** start **

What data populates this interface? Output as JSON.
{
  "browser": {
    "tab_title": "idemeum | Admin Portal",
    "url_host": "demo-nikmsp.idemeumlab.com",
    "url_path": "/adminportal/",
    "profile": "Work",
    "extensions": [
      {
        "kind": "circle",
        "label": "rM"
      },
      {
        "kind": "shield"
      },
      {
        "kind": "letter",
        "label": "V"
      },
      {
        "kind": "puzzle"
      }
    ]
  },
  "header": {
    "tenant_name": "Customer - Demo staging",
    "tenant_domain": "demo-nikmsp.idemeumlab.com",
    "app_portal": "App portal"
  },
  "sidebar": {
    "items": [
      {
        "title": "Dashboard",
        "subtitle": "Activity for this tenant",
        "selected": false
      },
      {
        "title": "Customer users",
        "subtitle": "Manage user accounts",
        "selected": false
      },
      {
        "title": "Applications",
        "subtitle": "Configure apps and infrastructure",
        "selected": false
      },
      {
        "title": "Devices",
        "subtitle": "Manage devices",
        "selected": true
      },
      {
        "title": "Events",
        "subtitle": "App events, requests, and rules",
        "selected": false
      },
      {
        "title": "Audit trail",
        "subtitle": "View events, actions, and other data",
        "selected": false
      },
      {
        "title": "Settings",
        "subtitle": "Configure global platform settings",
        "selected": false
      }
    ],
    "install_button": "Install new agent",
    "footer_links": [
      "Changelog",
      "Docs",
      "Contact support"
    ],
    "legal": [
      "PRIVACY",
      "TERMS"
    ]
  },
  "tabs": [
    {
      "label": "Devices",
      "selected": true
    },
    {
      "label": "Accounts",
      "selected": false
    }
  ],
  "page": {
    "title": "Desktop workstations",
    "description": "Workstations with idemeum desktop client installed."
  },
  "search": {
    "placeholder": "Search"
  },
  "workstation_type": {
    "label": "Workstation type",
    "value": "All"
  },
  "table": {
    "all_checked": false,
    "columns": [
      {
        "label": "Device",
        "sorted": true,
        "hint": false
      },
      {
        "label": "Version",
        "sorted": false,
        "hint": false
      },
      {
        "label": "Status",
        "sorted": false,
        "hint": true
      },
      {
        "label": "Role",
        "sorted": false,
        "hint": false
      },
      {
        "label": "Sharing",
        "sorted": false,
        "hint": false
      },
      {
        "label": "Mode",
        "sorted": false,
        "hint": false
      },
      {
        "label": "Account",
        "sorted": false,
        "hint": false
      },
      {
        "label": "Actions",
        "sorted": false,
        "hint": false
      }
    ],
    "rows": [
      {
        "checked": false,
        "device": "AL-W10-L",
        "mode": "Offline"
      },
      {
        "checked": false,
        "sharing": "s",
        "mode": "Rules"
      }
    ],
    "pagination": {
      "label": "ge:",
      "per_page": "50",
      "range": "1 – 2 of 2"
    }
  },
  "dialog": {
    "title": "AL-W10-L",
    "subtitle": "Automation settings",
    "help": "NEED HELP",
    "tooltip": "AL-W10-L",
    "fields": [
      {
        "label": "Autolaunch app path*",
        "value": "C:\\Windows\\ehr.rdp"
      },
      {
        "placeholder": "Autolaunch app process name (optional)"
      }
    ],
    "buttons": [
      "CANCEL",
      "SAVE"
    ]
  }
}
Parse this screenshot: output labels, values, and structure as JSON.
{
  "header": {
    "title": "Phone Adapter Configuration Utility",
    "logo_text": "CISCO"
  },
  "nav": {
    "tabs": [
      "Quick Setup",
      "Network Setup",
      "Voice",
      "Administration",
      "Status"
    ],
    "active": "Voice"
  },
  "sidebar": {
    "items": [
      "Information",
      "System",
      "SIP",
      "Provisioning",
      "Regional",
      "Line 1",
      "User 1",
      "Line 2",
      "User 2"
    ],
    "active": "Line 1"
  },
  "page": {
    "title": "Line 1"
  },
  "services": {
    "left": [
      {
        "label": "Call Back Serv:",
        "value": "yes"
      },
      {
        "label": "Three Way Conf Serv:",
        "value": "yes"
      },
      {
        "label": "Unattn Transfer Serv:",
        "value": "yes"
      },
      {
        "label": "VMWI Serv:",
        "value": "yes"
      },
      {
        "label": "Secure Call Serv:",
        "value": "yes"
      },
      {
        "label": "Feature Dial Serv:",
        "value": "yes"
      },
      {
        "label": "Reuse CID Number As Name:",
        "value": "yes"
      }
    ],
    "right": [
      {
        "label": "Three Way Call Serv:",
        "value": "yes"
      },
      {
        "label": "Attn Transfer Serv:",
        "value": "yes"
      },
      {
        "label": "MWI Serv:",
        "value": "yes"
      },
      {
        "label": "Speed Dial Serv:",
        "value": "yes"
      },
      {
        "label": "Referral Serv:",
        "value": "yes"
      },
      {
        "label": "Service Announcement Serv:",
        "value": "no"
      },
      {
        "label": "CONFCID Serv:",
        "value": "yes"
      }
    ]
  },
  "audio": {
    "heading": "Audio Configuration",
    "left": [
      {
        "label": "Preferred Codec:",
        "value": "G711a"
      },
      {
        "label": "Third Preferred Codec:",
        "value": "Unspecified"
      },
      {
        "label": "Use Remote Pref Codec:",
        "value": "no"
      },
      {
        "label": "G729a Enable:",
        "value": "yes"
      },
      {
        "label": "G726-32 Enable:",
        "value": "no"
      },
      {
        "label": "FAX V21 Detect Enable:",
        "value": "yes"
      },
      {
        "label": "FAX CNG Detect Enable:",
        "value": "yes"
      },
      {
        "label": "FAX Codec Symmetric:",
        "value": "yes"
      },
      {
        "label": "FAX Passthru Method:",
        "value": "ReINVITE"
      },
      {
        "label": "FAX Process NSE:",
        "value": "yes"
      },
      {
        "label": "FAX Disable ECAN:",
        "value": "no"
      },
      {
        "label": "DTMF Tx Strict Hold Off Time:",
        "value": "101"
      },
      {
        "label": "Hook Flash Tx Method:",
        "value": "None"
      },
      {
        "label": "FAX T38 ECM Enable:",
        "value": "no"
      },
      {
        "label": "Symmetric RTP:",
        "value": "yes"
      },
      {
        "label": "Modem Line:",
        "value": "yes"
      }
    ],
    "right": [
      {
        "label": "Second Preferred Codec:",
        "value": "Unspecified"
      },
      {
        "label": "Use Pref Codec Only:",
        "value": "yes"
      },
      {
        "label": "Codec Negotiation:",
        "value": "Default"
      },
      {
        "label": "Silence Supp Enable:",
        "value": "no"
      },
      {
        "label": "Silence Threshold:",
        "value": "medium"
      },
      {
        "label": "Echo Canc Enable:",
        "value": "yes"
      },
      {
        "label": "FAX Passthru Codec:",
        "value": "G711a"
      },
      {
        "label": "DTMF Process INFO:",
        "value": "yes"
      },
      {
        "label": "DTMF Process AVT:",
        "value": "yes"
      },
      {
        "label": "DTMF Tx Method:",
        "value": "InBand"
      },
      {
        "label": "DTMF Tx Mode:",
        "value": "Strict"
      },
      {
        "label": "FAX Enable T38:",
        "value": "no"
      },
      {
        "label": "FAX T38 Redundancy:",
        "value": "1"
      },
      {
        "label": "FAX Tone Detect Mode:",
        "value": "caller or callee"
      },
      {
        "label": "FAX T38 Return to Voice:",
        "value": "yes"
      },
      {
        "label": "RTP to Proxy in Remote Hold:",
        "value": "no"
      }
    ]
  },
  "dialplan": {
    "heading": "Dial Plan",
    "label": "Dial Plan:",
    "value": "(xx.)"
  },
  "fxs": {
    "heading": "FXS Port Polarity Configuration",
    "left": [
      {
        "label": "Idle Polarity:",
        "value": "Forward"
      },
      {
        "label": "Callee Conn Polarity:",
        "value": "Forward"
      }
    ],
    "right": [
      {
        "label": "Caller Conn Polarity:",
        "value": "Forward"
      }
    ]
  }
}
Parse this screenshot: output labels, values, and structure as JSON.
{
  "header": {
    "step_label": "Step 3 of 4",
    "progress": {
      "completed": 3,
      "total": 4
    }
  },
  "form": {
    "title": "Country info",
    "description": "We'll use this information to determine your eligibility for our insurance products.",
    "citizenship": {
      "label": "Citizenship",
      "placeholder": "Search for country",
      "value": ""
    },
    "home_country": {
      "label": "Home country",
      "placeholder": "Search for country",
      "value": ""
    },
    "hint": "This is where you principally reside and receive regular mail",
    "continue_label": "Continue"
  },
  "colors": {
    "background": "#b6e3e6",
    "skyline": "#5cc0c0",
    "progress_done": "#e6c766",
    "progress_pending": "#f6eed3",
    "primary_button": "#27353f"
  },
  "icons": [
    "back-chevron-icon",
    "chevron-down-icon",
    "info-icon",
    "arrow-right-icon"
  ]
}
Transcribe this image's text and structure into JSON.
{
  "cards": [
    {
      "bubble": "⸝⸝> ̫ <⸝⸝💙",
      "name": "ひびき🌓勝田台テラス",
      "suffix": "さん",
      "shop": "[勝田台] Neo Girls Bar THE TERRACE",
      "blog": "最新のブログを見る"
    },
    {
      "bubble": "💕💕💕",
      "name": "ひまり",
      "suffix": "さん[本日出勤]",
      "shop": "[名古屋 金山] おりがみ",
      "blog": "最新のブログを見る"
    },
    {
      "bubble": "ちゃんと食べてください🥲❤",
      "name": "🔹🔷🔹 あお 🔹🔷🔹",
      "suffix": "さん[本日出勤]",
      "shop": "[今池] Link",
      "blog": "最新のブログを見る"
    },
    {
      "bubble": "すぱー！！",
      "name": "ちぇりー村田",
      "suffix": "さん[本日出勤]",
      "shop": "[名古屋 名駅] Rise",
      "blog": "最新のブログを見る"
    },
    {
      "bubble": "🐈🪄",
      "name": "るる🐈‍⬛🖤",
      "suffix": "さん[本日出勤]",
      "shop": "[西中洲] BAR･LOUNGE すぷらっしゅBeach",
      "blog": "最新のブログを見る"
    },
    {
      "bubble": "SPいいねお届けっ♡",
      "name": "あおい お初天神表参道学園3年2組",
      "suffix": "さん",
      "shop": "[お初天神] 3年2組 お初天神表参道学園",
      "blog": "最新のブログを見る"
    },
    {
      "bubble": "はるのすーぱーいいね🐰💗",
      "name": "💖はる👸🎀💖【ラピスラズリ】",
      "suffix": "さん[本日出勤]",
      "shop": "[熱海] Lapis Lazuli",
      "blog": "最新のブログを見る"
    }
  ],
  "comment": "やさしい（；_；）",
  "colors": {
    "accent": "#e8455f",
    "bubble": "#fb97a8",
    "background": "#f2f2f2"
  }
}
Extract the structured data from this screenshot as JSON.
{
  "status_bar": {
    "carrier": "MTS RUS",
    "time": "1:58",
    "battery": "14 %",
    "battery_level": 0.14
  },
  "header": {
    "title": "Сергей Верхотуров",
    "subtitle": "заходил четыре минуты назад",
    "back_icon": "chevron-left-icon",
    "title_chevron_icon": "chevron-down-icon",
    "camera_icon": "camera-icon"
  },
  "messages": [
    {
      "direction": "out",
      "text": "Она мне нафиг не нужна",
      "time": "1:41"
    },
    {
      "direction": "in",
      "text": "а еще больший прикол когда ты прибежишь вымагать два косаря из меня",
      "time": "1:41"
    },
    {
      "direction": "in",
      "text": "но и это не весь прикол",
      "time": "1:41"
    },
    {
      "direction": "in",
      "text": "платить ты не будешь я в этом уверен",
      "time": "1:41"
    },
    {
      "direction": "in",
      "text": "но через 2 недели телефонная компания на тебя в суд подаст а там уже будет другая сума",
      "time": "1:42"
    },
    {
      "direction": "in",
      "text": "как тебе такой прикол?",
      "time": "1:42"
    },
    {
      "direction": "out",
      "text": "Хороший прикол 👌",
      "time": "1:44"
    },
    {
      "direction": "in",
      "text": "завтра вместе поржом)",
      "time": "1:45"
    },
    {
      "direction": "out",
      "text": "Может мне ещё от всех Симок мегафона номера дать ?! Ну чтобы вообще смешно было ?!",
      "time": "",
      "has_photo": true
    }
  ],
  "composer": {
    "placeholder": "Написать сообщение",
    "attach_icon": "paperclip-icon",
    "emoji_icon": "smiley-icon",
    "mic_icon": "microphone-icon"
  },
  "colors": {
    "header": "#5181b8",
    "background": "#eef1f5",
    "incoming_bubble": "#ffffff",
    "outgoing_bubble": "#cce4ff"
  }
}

** end **

Scan the listing above and copy all lines containing the word "heading".

__Finished task__.
    "heading": "Audio Configuration",
    "heading": "Dial Plan",
    "heading": "FXS Port Polarity Configuration",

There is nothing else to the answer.